■ WRITTEN PROBLEM: In the following material, identify every line holding the string "anesthesia" and return it.

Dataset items
——
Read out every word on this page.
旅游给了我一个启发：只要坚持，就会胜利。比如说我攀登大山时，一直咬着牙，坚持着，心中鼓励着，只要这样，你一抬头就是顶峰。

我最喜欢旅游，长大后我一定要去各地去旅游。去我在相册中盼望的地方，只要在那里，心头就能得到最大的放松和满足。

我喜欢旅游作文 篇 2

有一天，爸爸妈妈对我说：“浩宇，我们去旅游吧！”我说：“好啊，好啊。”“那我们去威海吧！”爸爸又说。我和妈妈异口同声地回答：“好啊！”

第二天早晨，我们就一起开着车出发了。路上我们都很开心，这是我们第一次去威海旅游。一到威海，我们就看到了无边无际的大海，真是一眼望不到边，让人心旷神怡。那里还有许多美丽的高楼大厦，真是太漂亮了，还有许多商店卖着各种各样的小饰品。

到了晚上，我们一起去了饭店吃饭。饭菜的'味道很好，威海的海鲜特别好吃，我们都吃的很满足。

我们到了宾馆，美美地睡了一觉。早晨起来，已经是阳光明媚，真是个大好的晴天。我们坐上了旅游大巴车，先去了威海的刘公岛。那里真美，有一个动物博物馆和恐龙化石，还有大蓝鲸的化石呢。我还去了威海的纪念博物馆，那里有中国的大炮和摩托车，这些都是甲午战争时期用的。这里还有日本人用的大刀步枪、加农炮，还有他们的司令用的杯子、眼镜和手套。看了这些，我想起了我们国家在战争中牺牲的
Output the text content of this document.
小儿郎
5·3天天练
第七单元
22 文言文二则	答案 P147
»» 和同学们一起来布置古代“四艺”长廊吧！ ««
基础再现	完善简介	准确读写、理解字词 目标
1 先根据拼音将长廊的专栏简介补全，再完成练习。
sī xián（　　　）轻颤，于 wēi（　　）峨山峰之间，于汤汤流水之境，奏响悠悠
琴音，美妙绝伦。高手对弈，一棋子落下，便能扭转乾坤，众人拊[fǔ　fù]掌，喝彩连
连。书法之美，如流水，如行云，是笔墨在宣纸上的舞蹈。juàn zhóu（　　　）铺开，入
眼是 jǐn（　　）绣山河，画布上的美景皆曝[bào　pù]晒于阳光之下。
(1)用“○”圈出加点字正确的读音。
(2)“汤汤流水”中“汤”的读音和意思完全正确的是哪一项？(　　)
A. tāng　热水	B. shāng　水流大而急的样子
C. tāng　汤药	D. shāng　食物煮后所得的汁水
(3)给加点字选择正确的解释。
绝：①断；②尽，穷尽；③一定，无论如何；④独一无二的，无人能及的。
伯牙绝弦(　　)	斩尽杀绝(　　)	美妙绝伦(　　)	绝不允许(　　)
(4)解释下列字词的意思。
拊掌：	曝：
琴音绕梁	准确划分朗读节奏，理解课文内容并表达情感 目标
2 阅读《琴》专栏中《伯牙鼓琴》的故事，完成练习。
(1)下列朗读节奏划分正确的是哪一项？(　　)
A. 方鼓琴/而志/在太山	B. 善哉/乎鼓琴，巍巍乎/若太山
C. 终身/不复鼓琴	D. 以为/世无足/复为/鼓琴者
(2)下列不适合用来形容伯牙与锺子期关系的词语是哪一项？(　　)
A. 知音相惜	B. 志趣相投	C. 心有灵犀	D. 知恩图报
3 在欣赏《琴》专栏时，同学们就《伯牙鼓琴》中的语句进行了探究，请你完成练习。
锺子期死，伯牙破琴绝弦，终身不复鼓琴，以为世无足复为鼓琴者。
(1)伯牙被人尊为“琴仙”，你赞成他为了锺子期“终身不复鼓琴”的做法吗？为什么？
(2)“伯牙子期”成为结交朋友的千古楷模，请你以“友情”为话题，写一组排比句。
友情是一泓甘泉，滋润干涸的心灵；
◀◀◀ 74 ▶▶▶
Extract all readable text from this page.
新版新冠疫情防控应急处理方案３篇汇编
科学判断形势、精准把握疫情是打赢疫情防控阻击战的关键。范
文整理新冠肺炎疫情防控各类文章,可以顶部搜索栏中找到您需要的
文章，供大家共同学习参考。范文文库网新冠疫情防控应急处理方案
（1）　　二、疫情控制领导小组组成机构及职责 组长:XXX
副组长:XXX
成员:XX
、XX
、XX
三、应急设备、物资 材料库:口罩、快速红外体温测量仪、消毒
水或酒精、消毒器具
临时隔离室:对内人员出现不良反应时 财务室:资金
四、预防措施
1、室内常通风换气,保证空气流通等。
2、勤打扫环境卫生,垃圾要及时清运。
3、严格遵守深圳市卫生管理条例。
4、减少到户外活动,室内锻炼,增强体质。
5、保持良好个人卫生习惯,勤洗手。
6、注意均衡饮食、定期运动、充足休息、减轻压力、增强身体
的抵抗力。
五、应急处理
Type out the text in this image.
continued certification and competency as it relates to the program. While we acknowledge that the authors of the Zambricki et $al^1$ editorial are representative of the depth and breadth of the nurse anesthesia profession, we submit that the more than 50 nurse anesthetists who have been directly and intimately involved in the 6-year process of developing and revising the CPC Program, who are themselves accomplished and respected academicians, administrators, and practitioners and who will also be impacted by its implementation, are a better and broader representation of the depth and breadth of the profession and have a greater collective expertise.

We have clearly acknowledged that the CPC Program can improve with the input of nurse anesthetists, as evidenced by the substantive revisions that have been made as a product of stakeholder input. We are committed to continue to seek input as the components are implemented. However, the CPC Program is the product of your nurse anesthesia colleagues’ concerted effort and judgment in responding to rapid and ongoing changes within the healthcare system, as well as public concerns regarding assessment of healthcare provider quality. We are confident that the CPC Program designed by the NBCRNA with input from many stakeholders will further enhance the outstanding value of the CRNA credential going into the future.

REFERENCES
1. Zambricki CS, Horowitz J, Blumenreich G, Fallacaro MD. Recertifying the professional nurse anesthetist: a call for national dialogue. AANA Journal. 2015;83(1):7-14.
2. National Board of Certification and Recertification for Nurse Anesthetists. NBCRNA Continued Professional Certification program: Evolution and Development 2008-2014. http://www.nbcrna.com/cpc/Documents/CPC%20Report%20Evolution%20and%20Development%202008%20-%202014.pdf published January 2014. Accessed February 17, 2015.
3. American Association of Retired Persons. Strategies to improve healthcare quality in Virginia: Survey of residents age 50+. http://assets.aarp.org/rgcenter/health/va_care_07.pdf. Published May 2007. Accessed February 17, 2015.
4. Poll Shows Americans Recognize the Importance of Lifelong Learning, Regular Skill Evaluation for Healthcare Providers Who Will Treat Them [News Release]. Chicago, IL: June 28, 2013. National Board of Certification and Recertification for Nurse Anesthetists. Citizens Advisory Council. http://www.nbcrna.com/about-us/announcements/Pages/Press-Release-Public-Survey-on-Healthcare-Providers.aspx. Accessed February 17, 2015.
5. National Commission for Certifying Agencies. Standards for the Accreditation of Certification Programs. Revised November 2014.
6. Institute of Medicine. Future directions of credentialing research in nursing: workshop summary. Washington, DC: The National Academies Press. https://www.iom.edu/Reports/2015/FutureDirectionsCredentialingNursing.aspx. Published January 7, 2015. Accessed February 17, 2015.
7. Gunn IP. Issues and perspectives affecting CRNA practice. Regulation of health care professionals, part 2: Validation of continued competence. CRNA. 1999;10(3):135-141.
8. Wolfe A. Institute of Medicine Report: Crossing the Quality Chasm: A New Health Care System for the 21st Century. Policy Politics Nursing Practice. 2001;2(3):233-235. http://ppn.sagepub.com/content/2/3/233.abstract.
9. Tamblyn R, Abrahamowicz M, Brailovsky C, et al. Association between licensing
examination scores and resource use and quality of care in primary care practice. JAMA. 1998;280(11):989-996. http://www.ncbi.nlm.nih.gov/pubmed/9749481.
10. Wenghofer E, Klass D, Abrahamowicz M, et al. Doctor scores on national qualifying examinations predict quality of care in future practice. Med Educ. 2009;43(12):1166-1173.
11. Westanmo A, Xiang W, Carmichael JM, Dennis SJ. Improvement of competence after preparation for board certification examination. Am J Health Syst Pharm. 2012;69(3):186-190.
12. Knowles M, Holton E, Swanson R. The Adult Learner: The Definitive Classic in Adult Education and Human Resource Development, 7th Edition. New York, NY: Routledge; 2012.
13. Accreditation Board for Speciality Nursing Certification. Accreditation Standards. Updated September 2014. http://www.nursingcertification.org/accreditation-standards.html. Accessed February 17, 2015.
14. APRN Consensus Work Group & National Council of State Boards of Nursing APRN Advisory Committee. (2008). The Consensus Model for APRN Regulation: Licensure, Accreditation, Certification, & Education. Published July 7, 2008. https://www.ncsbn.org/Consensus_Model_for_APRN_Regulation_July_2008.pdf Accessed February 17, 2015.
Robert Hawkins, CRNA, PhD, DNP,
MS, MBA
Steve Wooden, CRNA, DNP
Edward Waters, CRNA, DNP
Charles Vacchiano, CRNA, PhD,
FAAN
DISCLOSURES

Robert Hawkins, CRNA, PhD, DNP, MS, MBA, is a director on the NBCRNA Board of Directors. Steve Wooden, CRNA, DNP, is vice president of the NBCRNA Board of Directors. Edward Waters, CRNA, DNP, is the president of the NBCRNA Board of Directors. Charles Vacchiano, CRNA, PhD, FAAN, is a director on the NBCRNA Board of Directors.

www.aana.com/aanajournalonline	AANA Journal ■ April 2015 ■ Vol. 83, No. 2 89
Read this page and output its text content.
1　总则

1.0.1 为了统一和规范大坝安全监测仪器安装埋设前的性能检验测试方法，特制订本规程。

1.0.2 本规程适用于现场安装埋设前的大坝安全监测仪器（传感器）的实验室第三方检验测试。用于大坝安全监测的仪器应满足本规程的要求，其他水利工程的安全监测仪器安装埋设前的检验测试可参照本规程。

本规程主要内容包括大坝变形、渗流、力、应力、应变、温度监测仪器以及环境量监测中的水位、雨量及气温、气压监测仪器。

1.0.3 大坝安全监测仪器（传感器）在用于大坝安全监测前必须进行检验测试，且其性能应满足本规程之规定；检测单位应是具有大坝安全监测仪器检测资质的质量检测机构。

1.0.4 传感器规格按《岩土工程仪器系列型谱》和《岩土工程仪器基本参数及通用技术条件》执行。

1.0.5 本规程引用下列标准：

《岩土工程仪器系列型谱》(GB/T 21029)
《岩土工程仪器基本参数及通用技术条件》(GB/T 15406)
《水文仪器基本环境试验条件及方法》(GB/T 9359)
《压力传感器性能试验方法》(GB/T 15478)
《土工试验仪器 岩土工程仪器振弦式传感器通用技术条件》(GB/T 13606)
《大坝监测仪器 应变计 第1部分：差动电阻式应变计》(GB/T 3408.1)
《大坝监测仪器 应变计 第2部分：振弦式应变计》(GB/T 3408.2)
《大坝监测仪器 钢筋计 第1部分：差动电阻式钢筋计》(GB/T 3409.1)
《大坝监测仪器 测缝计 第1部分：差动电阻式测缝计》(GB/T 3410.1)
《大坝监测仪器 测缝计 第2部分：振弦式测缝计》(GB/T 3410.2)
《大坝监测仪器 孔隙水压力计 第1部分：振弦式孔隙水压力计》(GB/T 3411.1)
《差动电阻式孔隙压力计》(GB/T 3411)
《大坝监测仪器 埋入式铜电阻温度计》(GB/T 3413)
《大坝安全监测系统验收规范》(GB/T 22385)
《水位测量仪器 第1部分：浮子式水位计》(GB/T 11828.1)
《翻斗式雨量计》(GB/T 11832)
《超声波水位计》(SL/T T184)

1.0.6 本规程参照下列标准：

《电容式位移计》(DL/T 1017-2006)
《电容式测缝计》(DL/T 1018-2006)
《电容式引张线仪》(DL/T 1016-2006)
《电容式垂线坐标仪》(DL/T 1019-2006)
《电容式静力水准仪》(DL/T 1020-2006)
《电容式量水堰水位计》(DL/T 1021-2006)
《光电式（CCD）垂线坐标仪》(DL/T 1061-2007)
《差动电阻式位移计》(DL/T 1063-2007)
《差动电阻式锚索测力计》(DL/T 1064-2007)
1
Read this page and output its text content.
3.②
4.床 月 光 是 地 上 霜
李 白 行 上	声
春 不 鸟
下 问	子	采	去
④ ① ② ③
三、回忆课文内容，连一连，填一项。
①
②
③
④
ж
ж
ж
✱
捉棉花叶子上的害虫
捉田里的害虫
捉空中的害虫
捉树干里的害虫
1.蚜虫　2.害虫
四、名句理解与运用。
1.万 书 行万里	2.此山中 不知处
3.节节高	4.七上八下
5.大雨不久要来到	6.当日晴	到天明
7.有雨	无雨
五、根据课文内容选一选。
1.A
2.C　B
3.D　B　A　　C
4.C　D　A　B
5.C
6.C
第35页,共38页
——
■ WRITTEN SOLUTION:
continued certification and competency as it relates to the program. While we acknowledge that the authors of the Zambricki et $al^1$ editorial are representative of the depth and breadth of the nurse anesthesia profession, we submit that the more than 50 nurse anesthetists who have been directly and intimately involved in the 6-year process of developing and revising the CPC Program, who are themselves accomplished and respected academicians, administrators, and practitioners and who will also be impacted by its implementation, are a better and broader representation of the depth and breadth of the profession and have a greater collective expertise.
We have clearly acknowledged that the CPC Program can improve with the input of nurse anesthetists, as evidenced by the substantive revisions that have been made as a product of stakeholder input. We are committed to continue to seek input as the components are implemented. However, the CPC Program is the product of your nurse anesthesia colleagues’ concerted effort and judgment in responding to rapid and ongoing changes within the healthcare system, as well as public concerns regarding assessment of healthcare provider quality. We are confident that the CPC Program designed by the NBCRNA with input from many stakeholders will further enhance the outstanding value of the CRNA credential going into the future.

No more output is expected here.